Task description: Below are the records; reproduce all of them exactly but without any images.

Input for this task:

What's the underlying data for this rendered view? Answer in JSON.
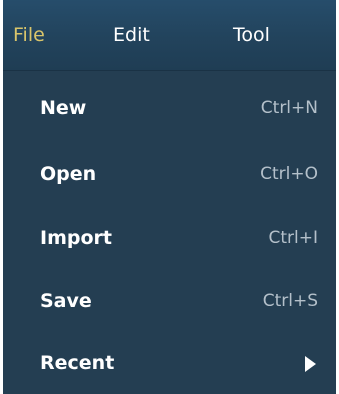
{
  "menubar": {
    "items": [
      {
        "label": "File",
        "active": true
      },
      {
        "label": "Edit",
        "active": false
      },
      {
        "label": "Tool",
        "active": false
      }
    ]
  },
  "file_menu": {
    "items": [
      {
        "label": "New",
        "shortcut": "Ctrl+N"
      },
      {
        "label": "Open",
        "shortcut": "Ctrl+O"
      },
      {
        "label": "Import",
        "shortcut": "Ctrl+I"
      },
      {
        "label": "Save",
        "shortcut": "Ctrl+S"
      },
      {
        "label": "Recent",
        "submenu_icon": "chevron-right-icon"
      }
    ]
  },
  "colors": {
    "menu_background": "#243e52",
    "menubar_background": "#22435c",
    "active_menu_text": "#d9c56b",
    "text": "#ffffff",
    "shortcut_text": "#b4c0ca"
  }
}
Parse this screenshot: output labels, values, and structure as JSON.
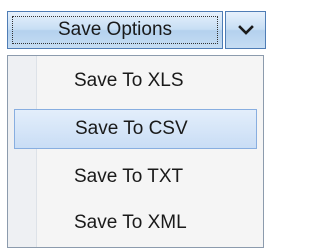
{
  "split_button": {
    "label": "Save Options",
    "dropdown_icon": "chevron-down-icon"
  },
  "menu": {
    "items": [
      {
        "label": "Save To XLS",
        "state": "normal"
      },
      {
        "label": "Save To CSV",
        "state": "hover"
      },
      {
        "label": "Save To TXT",
        "state": "normal"
      },
      {
        "label": "Save To XML",
        "state": "normal"
      }
    ]
  },
  "colors": {
    "button_border": "#4f7db5",
    "menu_border": "#8c9bad",
    "hover_border": "#88aee0",
    "hover_fill": "#c9ddf5"
  }
}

Right answer:
What's the underlying data for this rendered view? Answer in JSON.
{
  "menubar": {
    "items": [
      {
        "label": "File",
        "active": true
      },
      {
        "label": "Edit",
        "active": false
      },
      {
        "label": "Tool",
        "active": false
      }
    ]
  },
  "file_menu": {
    "items": [
      {
        "label": "New",
        "shortcut": "Ctrl+N"
      },
      {
        "label": "Open",
        "shortcut": "Ctrl+O"
      },
      {
        "label": "Import",
        "shortcut": "Ctrl+I"
      },
      {
        "label": "Save",
        "shortcut": "Ctrl+S"
      },
      {
        "label": "Recent",
        "submenu_icon": "chevron-right-icon"
      }
    ]
  },
  "colors": {
    "menu_background": "#243e52",
    "menubar_background": "#22435c",
    "active_menu_text": "#d9c56b",
    "text": "#ffffff",
    "shortcut_text": "#b4c0ca"
  }
}
Parse this screenshot: output labels, values, and structure as JSON.
{
  "split_button": {
    "label": "Save Options",
    "dropdown_icon": "chevron-down-icon"
  },
  "menu": {
    "items": [
      {
        "label": "Save To XLS",
        "state": "normal"
      },
      {
        "label": "Save To CSV",
        "state": "hover"
      },
      {
        "label": "Save To TXT",
        "state": "normal"
      },
      {
        "label": "Save To XML",
        "state": "normal"
      }
    ]
  },
  "colors": {
    "button_border": "#4f7db5",
    "menu_border": "#8c9bad",
    "hover_border": "#88aee0",
    "hover_fill": "#c9ddf5"
  }
}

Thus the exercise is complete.